::: Listed records

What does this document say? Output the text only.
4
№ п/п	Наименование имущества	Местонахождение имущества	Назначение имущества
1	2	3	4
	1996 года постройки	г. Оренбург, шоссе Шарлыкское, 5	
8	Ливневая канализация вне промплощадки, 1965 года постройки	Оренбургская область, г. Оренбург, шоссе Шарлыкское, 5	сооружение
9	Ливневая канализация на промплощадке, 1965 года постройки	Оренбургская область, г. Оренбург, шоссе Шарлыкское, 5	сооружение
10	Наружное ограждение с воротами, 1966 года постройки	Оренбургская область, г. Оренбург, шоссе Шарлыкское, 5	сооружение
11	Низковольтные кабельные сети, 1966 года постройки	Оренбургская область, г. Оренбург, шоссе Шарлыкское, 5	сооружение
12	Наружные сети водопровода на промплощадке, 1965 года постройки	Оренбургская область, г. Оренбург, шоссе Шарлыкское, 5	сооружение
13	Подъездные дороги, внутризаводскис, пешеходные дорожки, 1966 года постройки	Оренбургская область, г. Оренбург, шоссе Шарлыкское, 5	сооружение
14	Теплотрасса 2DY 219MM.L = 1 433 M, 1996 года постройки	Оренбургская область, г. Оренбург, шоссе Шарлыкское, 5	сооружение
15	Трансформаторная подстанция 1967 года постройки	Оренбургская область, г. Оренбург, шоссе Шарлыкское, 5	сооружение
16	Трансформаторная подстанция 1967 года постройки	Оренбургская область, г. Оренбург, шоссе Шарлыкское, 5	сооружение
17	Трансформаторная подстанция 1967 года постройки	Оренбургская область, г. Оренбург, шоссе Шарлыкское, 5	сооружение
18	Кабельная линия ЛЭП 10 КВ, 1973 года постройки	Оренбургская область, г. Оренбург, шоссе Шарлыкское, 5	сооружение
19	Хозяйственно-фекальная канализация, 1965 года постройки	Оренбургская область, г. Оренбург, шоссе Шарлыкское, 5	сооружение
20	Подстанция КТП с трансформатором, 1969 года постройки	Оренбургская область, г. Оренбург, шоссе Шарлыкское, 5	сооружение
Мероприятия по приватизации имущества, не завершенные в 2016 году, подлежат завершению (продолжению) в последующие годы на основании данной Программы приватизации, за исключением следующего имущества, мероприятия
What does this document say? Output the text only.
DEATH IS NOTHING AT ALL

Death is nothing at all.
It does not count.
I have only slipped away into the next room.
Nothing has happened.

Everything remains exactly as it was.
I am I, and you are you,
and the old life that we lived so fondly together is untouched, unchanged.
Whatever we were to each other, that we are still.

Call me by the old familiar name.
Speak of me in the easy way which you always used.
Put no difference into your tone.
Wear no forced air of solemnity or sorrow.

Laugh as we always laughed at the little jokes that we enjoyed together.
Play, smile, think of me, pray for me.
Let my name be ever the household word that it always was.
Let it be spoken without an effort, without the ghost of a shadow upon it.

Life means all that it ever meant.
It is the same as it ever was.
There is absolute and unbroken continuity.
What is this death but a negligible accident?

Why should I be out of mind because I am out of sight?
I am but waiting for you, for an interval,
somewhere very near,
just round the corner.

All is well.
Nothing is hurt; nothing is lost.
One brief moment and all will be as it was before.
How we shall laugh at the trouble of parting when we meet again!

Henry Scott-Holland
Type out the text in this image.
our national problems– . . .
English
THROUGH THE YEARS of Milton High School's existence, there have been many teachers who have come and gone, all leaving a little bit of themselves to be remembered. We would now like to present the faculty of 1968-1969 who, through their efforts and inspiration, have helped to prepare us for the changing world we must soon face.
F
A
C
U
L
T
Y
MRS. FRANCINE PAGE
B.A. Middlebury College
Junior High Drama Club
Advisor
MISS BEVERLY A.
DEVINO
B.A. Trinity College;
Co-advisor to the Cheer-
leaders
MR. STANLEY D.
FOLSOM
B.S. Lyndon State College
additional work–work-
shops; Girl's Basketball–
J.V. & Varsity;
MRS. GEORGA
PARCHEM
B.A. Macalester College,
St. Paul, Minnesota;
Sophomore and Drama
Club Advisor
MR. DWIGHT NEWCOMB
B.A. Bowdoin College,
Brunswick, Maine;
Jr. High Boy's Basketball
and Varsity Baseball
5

::::::

### Work to do
All records above must be set down exactly, please.

### Answer
What does this document say? Output the text only.
4
№ п/п	Наименование имущества	Местонахождение имущества	Назначение имущества
1	2	3	4
	1996 года постройки	г. Оренбург, шоссе Шарлыкское, 5	
8	Ливневая канализация вне промплощадки, 1965 года постройки	Оренбургская область, г. Оренбург, шоссе Шарлыкское, 5	сооружение
9	Ливневая канализация на промплощадке, 1965 года постройки	Оренбургская область, г. Оренбург, шоссе Шарлыкское, 5	сооружение
10	Наружное ограждение с воротами, 1966 года постройки	Оренбургская область, г. Оренбург, шоссе Шарлыкское, 5	сооружение
11	Низковольтные кабельные сети, 1966 года постройки	Оренбургская область, г. Оренбург, шоссе Шарлыкское, 5	сооружение
12	Наружные сети водопровода на промплощадке, 1965 года постройки	Оренбургская область, г. Оренбург, шоссе Шарлыкское, 5	сооружение
13	Подъездные дороги, внутризаводскис, пешеходные дорожки, 1966 года постройки	Оренбургская область, г. Оренбург, шоссе Шарлыкское, 5	сооружение
14	Теплотрасса 2DY 219MM.L = 1 433 M, 1996 года постройки	Оренбургская область, г. Оренбург, шоссе Шарлыкское, 5	сооружение
15	Трансформаторная подстанция 1967 года постройки	Оренбургская область, г. Оренбург, шоссе Шарлыкское, 5	сооружение
16	Трансформаторная подстанция 1967 года постройки	Оренбургская область, г. Оренбург, шоссе Шарлыкское, 5	сооружение
17	Трансформаторная подстанция 1967 года постройки	Оренбургская область, г. Оренбург, шоссе Шарлыкское, 5	сооружение
18	Кабельная линия ЛЭП 10 КВ, 1973 года постройки	Оренбургская область, г. Оренбург, шоссе Шарлыкское, 5	сооружение
19	Хозяйственно-фекальная канализация, 1965 года постройки	Оренбургская область, г. Оренбург, шоссе Шарлыкское, 5	сооружение
20	Подстанция КТП с трансформатором, 1969 года постройки	Оренбургская область, г. Оренбург, шоссе Шарлыкское, 5	сооружение
Мероприятия по приватизации имущества, не завершенные в 2016 году, подлежат завершению (продолжению) в последующие годы на основании данной Программы приватизации, за исключением следующего имущества, мероприятия
What does this document say? Output the text only.
DEATH IS NOTHING AT ALL

Death is nothing at all.
It does not count.
I have only slipped away into the next room.
Nothing has happened.

Everything remains exactly as it was.
I am I, and you are you,
and the old life that we lived so fondly together is untouched, unchanged.
Whatever we were to each other, that we are still.

Call me by the old familiar name.
Speak of me in the easy way which you always used.
Put no difference into your tone.
Wear no forced air of solemnity or sorrow.

Laugh as we always laughed at the little jokes that we enjoyed together.
Play, smile, think of me, pray for me.
Let my name be ever the household word that it always was.
Let it be spoken without an effort, without the ghost of a shadow upon it.

Life means all that it ever meant.
It is the same as it ever was.
There is absolute and unbroken continuity.
What is this death but a negligible accident?

Why should I be out of mind because I am out of sight?
I am but waiting for you, for an interval,
somewhere very near,
just round the corner.

All is well.
Nothing is hurt; nothing is lost.
One brief moment and all will be as it was before.
How we shall laugh at the trouble of parting when we meet again!

Henry Scott-Holland
Type out the text in this image.
our national problems– . . .
English
THROUGH THE YEARS of Milton High School's existence, there have been many teachers who have come and gone, all leaving a little bit of themselves to be remembered. We would now like to present the faculty of 1968-1969 who, through their efforts and inspiration, have helped to prepare us for the changing world we must soon face.
F
A
C
U
L
T
Y
MRS. FRANCINE PAGE
B.A. Middlebury College
Junior High Drama Club
Advisor
MISS BEVERLY A.
DEVINO
B.A. Trinity College;
Co-advisor to the Cheer-
leaders
MR. STANLEY D.
FOLSOM
B.S. Lyndon State College
additional work–work-
shops; Girl's Basketball–
J.V. & Varsity;
MRS. GEORGA
PARCHEM
B.A. Macalester College,
St. Paul, Minnesota;
Sophomore and Drama
Club Advisor
MR. DWIGHT NEWCOMB
B.A. Bowdoin College,
Brunswick, Maine;
Jr. High Boy's Basketball
and Varsity Baseball
5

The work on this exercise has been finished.